Each entry below is to be duplicated verbatim.
----- EXERCISE MATERIALS -----
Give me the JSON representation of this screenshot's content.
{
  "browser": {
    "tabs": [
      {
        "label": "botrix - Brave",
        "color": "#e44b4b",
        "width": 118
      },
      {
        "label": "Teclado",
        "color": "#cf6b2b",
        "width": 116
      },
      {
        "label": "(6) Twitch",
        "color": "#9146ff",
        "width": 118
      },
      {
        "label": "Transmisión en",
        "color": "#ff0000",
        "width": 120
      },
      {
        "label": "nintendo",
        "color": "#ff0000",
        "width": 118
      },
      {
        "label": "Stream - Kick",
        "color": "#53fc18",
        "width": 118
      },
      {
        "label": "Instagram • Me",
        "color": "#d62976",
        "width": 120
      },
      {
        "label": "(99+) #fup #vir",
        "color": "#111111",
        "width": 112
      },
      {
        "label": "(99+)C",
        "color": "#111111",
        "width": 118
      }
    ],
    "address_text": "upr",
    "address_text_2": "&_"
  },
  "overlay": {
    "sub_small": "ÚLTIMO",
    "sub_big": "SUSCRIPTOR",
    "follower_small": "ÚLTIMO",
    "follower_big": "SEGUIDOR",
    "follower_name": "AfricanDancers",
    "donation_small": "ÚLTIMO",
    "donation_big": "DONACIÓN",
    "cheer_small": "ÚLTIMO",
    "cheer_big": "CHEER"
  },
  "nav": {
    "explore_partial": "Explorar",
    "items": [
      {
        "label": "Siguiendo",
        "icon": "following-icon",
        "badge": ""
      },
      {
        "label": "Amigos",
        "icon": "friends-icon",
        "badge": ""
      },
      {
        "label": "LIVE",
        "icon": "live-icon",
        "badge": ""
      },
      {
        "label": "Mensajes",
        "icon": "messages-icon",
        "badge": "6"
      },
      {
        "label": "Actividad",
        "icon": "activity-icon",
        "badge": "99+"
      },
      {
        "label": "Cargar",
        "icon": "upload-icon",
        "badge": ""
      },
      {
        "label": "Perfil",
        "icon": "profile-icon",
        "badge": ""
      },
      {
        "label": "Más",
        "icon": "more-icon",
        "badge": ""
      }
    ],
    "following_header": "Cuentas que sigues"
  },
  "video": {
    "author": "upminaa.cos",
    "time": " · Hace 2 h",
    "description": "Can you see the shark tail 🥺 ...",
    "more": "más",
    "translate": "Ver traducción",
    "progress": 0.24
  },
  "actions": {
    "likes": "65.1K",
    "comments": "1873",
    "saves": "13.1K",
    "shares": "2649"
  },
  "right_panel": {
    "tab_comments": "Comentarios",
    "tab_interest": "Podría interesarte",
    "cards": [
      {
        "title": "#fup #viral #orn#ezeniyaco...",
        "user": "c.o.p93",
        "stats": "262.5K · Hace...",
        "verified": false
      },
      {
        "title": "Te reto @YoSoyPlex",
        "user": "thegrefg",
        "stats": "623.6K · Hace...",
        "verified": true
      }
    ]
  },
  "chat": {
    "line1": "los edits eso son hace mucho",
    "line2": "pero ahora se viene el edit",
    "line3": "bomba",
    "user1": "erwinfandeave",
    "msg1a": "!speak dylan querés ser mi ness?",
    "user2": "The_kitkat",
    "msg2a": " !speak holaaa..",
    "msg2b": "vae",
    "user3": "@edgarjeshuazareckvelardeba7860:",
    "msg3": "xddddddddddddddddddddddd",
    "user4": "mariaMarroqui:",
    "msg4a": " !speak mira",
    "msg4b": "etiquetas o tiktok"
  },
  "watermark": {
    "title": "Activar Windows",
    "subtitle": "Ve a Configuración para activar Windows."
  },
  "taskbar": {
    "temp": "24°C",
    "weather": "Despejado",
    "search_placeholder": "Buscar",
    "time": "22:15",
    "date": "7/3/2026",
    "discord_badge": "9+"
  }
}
-----
* _RESULT OF THIS EXERCISE_
Give me the JSON representation of this screenshot's content.
{
  "browser": {
    "tabs": [
      {
        "label": "botrix - Brave",
        "color": "#e44b4b",
        "width": 118
      },
      {
        "label": "Teclado",
        "color": "#cf6b2b",
        "width": 116
      },
      {
        "label": "(6) Twitch",
        "color": "#9146ff",
        "width": 118
      },
      {
        "label": "Transmisión en",
        "color": "#ff0000",
        "width": 120
      },
      {
        "label": "nintendo",
        "color": "#ff0000",
        "width": 118
      },
      {
        "label": "Stream - Kick",
        "color": "#53fc18",
        "width": 118
      },
      {
        "label": "Instagram • Me",
        "color": "#d62976",
        "width": 120
      },
      {
        "label": "(99+) #fup #vir",
        "color": "#111111",
        "width": 112
      },
      {
        "label": "(99+)C",
        "color": "#111111",
        "width": 118
      }
    ],
    "address_text": "upr",
    "address_text_2": "&_"
  },
  "overlay": {
    "sub_small": "ÚLTIMO",
    "sub_big": "SUSCRIPTOR",
    "follower_small": "ÚLTIMO",
    "follower_big": "SEGUIDOR",
    "follower_name": "AfricanDancers",
    "donation_small": "ÚLTIMO",
    "donation_big": "DONACIÓN",
    "cheer_small": "ÚLTIMO",
    "cheer_big": "CHEER"
  },
  "nav": {
    "explore_partial": "Explorar",
    "items": [
      {
        "label": "Siguiendo",
        "icon": "following-icon",
        "badge": ""
      },
      {
        "label": "Amigos",
        "icon": "friends-icon",
        "badge": ""
      },
      {
        "label": "LIVE",
        "icon": "live-icon",
        "badge": ""
      },
      {
        "label": "Mensajes",
        "icon": "messages-icon",
        "badge": "6"
      },
      {
        "label": "Actividad",
        "icon": "activity-icon",
        "badge": "99+"
      },
      {
        "label": "Cargar",
        "icon": "upload-icon",
        "badge": ""
      },
      {
        "label": "Perfil",
        "icon": "profile-icon",
        "badge": ""
      },
      {
        "label": "Más",
        "icon": "more-icon",
        "badge": ""
      }
    ],
    "following_header": "Cuentas que sigues"
  },
  "video": {
    "author": "upminaa.cos",
    "time": " · Hace 2 h",
    "description": "Can you see the shark tail 🥺 ...",
    "more": "más",
    "translate": "Ver traducción",
    "progress": 0.24
  },
  "actions": {
    "likes": "65.1K",
    "comments": "1873",
    "saves": "13.1K",
    "shares": "2649"
  },
  "right_panel": {
    "tab_comments": "Comentarios",
    "tab_interest": "Podría interesarte",
    "cards": [
      {
        "title": "#fup #viral #orn#ezeniyaco...",
        "user": "c.o.p93",
        "stats": "262.5K · Hace...",
        "verified": false
      },
      {
        "title": "Te reto @YoSoyPlex",
        "user": "thegrefg",
        "stats": "623.6K · Hace...",
        "verified": true
      }
    ]
  },
  "chat": {
    "line1": "los edits eso son hace mucho",
    "line2": "pero ahora se viene el edit",
    "line3": "bomba",
    "user1": "erwinfandeave",
    "msg1a": "!speak dylan querés ser mi ness?",
    "user2": "The_kitkat",
    "msg2a": " !speak holaaa..",
    "msg2b": "vae",
    "user3": "@edgarjeshuazareckvelardeba7860:",
    "msg3": "xddddddddddddddddddddddd",
    "user4": "mariaMarroqui:",
    "msg4a": " !speak mira",
    "msg4b": "etiquetas o tiktok"
  },
  "watermark": {
    "title": "Activar Windows",
    "subtitle": "Ve a Configuración para activar Windows."
  },
  "taskbar": {
    "temp": "24°C",
    "weather": "Despejado",
    "search_placeholder": "Buscar",
    "time": "22:15",
    "date": "7/3/2026",
    "discord_badge": "9+"
  }
}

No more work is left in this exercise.